Instructions to follow:
Locate the string "JSON" in the listing below. Copy every line where it is found.

Figure dataset records
## BEGIN
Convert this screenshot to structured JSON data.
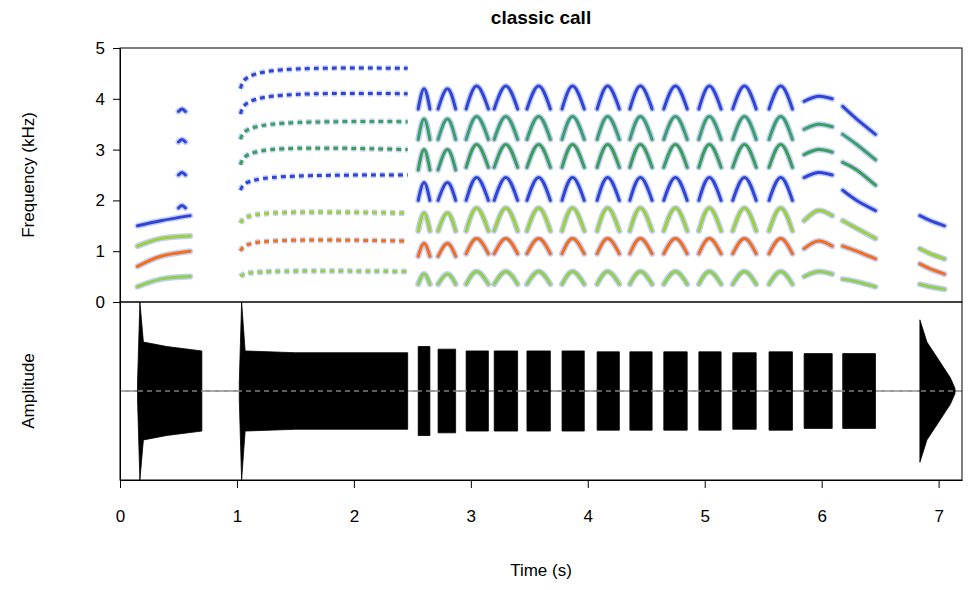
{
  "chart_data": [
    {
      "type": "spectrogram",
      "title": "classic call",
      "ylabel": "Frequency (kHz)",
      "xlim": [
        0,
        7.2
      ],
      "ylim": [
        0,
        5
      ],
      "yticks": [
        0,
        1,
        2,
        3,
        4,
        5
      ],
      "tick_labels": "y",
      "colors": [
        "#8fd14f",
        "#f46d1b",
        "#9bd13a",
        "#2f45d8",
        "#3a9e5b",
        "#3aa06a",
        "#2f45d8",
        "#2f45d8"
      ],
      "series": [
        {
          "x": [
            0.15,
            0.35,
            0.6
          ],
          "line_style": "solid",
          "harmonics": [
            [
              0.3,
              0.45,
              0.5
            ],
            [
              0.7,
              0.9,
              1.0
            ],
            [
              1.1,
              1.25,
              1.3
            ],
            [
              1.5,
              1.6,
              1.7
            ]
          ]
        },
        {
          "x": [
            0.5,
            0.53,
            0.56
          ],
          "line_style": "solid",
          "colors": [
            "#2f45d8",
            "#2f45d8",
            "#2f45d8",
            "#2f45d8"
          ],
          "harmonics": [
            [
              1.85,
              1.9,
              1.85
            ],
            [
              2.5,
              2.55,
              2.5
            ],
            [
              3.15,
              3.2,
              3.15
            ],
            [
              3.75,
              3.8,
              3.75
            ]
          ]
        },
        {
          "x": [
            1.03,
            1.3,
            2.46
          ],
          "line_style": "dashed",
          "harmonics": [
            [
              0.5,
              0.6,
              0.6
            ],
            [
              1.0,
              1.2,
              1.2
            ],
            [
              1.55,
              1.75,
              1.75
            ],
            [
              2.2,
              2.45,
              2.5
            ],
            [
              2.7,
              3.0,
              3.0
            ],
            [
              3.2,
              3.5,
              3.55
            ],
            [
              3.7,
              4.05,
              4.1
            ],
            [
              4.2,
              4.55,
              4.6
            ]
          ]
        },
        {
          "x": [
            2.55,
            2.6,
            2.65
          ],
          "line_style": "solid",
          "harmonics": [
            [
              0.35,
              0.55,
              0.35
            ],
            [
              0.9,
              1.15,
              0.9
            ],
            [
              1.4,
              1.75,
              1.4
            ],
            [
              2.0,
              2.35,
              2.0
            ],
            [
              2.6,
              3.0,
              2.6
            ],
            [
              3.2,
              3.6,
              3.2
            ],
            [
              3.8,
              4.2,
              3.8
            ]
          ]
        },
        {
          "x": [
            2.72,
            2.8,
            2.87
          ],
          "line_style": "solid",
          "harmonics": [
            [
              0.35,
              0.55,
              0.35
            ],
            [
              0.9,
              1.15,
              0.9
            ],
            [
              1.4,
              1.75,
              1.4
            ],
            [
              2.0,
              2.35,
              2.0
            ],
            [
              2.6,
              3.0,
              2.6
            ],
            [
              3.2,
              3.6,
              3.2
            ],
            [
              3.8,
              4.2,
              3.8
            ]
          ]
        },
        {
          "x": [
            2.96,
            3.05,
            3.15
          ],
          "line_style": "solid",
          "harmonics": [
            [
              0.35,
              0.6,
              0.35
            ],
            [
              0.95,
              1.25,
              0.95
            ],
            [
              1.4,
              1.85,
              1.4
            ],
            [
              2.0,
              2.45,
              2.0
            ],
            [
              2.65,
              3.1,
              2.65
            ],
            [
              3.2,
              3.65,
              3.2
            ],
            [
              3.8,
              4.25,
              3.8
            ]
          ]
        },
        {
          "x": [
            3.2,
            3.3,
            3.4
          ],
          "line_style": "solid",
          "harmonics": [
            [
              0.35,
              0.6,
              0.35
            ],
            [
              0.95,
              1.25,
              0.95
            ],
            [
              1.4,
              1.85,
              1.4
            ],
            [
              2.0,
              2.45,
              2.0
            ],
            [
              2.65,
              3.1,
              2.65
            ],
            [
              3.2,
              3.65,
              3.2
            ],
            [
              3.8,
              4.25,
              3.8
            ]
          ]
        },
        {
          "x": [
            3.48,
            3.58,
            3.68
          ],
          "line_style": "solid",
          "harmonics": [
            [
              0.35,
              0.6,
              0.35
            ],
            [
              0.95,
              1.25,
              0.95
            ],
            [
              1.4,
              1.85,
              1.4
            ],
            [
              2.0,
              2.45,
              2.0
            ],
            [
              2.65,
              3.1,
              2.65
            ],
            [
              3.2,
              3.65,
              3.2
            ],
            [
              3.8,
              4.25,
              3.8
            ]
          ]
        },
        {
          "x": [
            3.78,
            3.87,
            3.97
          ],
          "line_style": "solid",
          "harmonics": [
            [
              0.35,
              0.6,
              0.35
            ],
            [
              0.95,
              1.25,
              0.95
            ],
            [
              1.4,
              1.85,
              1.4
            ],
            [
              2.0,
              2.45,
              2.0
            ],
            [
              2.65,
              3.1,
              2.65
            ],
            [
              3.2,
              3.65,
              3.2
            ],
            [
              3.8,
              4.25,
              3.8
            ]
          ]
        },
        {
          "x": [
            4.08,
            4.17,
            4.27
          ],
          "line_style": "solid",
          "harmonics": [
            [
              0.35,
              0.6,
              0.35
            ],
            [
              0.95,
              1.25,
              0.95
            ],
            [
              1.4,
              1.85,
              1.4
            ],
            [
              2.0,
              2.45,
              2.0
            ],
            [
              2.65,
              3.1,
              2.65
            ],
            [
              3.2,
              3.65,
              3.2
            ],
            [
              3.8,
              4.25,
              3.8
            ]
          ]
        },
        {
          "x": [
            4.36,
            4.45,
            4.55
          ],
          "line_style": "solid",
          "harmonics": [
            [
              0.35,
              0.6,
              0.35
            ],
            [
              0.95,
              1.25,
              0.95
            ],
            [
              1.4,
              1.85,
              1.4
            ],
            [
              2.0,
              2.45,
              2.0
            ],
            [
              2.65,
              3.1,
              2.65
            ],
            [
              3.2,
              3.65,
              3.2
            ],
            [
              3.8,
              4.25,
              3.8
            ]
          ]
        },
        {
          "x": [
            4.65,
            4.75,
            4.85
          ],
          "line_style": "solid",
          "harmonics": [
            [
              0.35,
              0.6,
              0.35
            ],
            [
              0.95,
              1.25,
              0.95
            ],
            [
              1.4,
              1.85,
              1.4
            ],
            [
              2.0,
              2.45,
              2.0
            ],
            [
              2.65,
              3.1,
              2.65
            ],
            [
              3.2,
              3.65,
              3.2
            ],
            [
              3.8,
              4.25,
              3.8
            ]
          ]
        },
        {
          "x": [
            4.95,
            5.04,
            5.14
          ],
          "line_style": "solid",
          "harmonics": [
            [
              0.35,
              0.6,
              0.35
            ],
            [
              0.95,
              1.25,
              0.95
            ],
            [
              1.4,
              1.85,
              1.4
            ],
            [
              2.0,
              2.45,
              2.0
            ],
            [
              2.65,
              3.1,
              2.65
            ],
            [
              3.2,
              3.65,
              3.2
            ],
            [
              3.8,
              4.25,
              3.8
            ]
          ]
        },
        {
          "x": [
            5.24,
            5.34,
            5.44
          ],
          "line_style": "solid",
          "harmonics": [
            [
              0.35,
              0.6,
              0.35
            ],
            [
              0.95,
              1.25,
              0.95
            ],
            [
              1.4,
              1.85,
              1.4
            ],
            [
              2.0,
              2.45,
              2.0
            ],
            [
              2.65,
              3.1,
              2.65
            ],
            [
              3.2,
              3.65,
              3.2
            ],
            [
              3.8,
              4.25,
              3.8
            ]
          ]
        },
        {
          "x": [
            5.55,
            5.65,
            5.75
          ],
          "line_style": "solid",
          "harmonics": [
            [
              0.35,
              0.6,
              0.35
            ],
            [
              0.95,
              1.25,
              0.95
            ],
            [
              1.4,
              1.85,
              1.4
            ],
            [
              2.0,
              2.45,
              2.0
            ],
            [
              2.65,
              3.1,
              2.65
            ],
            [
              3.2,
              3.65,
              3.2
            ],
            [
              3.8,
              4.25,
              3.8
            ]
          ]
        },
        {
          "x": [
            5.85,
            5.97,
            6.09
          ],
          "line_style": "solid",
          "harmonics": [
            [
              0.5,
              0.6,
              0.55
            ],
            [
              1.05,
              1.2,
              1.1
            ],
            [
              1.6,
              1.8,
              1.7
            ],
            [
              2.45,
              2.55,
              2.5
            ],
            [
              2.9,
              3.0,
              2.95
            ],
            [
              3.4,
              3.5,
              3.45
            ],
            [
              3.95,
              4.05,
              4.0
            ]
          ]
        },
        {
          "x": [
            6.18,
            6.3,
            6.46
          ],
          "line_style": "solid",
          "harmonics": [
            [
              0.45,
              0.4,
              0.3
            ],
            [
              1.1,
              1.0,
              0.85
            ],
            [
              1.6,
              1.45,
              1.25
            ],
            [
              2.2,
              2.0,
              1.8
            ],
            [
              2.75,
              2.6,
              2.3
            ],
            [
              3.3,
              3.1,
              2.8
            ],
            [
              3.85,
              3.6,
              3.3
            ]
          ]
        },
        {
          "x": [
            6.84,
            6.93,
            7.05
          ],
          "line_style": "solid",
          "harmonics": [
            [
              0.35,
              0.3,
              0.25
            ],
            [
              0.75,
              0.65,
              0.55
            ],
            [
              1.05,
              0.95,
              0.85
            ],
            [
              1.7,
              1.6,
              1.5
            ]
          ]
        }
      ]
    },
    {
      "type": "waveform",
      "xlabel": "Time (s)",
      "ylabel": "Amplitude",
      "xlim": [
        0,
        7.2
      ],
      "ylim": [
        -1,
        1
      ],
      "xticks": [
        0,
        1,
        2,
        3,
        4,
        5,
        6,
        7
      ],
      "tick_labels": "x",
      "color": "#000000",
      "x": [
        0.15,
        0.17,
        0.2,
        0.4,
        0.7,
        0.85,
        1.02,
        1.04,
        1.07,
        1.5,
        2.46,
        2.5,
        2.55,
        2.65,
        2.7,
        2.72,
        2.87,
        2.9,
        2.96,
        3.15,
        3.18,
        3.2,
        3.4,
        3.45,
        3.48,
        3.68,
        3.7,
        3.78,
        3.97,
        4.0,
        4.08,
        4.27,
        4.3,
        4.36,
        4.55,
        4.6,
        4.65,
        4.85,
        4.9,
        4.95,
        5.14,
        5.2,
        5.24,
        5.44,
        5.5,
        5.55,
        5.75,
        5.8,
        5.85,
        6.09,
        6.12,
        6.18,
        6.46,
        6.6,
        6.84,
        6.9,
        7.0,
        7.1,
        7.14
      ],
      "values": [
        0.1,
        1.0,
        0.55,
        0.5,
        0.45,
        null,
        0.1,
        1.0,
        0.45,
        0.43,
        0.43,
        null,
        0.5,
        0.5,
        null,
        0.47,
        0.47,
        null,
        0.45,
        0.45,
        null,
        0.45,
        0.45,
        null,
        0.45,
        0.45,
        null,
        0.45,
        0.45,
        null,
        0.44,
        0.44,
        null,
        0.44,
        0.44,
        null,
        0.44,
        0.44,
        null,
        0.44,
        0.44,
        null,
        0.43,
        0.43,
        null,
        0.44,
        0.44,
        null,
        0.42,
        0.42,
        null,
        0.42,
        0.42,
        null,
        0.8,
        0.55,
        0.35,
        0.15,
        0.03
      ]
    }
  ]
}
## END
## BEGIN
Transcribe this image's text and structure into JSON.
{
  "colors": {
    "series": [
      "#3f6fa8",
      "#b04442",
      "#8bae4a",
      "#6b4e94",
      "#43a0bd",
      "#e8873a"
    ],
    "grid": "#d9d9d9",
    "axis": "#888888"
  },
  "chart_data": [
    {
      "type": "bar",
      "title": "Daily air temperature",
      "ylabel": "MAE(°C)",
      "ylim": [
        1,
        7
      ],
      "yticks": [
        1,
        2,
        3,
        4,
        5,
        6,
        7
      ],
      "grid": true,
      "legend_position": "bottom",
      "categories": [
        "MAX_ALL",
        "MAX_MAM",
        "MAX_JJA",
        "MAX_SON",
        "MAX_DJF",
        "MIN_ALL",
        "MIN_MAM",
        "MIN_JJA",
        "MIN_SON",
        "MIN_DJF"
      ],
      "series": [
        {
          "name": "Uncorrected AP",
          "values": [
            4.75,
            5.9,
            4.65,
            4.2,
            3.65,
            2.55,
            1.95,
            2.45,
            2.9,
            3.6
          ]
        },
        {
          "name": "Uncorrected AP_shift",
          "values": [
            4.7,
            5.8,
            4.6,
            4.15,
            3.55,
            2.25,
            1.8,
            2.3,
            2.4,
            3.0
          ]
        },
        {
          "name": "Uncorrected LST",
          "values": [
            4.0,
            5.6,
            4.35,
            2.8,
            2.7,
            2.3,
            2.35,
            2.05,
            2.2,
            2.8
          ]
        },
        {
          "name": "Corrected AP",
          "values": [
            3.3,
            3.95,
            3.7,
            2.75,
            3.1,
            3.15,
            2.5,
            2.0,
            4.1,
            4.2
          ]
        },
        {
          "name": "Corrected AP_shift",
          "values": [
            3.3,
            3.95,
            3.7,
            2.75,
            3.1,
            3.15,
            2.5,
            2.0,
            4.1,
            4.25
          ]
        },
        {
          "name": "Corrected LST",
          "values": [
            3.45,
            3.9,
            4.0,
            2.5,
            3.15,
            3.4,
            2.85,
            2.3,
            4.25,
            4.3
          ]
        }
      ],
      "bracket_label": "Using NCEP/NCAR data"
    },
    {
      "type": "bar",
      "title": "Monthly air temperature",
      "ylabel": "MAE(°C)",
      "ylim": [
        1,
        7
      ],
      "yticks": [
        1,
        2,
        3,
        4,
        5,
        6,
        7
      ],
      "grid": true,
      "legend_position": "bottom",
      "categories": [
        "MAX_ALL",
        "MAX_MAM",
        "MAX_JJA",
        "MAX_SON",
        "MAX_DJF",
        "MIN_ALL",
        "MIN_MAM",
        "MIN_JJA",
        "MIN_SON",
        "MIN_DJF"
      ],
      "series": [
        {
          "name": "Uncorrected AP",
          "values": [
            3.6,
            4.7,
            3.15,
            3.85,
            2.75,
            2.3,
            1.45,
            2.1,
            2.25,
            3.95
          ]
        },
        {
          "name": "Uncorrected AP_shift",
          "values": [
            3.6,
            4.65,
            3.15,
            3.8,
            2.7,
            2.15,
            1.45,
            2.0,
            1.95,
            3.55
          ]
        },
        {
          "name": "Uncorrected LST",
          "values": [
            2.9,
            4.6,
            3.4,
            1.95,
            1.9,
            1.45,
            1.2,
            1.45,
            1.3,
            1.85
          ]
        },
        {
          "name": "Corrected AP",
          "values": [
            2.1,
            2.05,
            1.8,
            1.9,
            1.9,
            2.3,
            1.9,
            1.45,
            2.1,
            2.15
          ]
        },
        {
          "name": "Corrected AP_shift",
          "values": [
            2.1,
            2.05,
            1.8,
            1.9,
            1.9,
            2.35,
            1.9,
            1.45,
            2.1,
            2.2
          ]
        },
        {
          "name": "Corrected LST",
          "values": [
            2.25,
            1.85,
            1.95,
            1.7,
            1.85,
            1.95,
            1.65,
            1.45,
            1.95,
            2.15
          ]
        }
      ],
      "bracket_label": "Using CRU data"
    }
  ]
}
## END
Solution to this task:
Convert this screenshot to structured JSON data.
Transcribe this image's text and structure into JSON.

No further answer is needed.